# start of Supplied entries

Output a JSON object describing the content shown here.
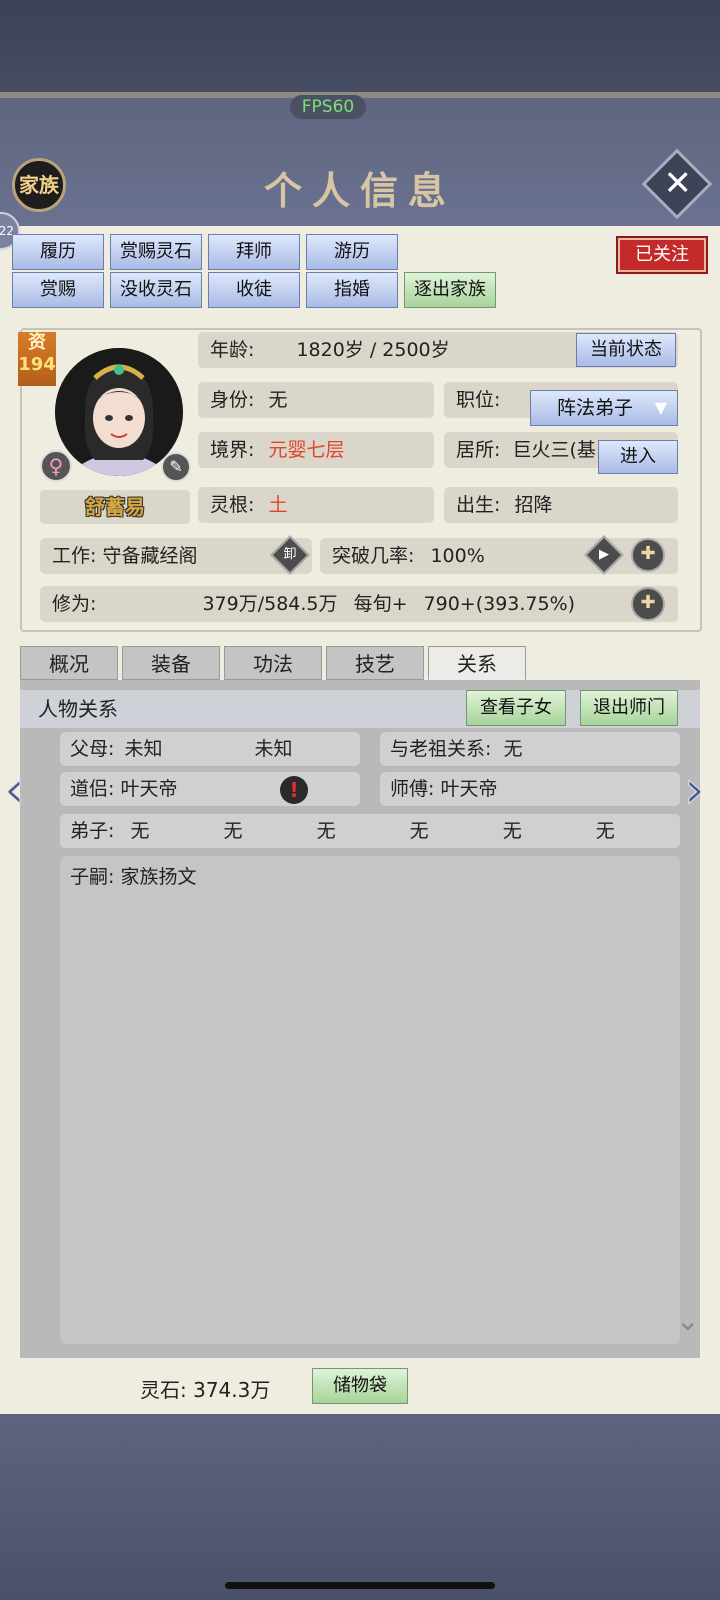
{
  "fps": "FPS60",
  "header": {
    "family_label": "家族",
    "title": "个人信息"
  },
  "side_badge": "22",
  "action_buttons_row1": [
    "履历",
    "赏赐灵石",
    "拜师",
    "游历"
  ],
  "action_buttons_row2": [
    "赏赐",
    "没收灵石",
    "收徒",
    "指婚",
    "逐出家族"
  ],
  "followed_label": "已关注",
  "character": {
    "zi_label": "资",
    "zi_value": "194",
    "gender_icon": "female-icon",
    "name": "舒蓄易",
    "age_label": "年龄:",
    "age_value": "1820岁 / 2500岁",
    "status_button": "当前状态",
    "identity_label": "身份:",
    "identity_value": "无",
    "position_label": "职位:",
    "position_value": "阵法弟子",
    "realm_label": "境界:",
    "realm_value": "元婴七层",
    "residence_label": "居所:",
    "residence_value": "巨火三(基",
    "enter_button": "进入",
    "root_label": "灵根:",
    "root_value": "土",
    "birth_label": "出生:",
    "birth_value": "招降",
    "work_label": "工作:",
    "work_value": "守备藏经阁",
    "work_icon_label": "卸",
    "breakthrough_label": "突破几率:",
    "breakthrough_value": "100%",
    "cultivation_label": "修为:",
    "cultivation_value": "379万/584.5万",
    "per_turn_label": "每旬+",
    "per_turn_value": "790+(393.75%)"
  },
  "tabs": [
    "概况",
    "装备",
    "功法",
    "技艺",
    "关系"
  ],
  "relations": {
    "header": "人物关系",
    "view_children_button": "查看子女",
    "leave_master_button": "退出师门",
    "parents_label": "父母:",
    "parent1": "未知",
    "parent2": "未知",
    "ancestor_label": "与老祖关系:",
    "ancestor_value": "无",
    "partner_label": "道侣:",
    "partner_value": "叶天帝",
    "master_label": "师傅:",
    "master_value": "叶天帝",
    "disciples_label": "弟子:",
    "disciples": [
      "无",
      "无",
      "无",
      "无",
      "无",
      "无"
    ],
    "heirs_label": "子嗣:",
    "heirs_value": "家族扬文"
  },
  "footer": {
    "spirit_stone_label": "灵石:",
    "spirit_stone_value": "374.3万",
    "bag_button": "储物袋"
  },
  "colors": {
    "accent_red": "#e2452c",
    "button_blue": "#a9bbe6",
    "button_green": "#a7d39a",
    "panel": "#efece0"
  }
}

# end of Supplied entries

- **Exercise description**: Leave the pictures out and reproduce all of the records exactly.

- **Output of the task**:
Output a JSON object describing the content shown here.
{
  "fps": "FPS60",
  "header": {
    "family_label": "家族",
    "title": "个人信息"
  },
  "side_badge": "22",
  "action_buttons_row1": [
    "履历",
    "赏赐灵石",
    "拜师",
    "游历"
  ],
  "action_buttons_row2": [
    "赏赐",
    "没收灵石",
    "收徒",
    "指婚",
    "逐出家族"
  ],
  "followed_label": "已关注",
  "character": {
    "zi_label": "资",
    "zi_value": "194",
    "gender_icon": "female-icon",
    "name": "舒蓄易",
    "age_label": "年龄:",
    "age_value": "1820岁 / 2500岁",
    "status_button": "当前状态",
    "identity_label": "身份:",
    "identity_value": "无",
    "position_label": "职位:",
    "position_value": "阵法弟子",
    "realm_label": "境界:",
    "realm_value": "元婴七层",
    "residence_label": "居所:",
    "residence_value": "巨火三(基",
    "enter_button": "进入",
    "root_label": "灵根:",
    "root_value": "土",
    "birth_label": "出生:",
    "birth_value": "招降",
    "work_label": "工作:",
    "work_value": "守备藏经阁",
    "work_icon_label": "卸",
    "breakthrough_label": "突破几率:",
    "breakthrough_value": "100%",
    "cultivation_label": "修为:",
    "cultivation_value": "379万/584.5万",
    "per_turn_label": "每旬+",
    "per_turn_value": "790+(393.75%)"
  },
  "tabs": [
    "概况",
    "装备",
    "功法",
    "技艺",
    "关系"
  ],
  "relations": {
    "header": "人物关系",
    "view_children_button": "查看子女",
    "leave_master_button": "退出师门",
    "parents_label": "父母:",
    "parent1": "未知",
    "parent2": "未知",
    "ancestor_label": "与老祖关系:",
    "ancestor_value": "无",
    "partner_label": "道侣:",
    "partner_value": "叶天帝",
    "master_label": "师傅:",
    "master_value": "叶天帝",
    "disciples_label": "弟子:",
    "disciples": [
      "无",
      "无",
      "无",
      "无",
      "无",
      "无"
    ],
    "heirs_label": "子嗣:",
    "heirs_value": "家族扬文"
  },
  "footer": {
    "spirit_stone_label": "灵石:",
    "spirit_stone_value": "374.3万",
    "bag_button": "储物袋"
  },
  "colors": {
    "accent_red": "#e2452c",
    "button_blue": "#a9bbe6",
    "button_green": "#a7d39a",
    "panel": "#efece0"
  }
}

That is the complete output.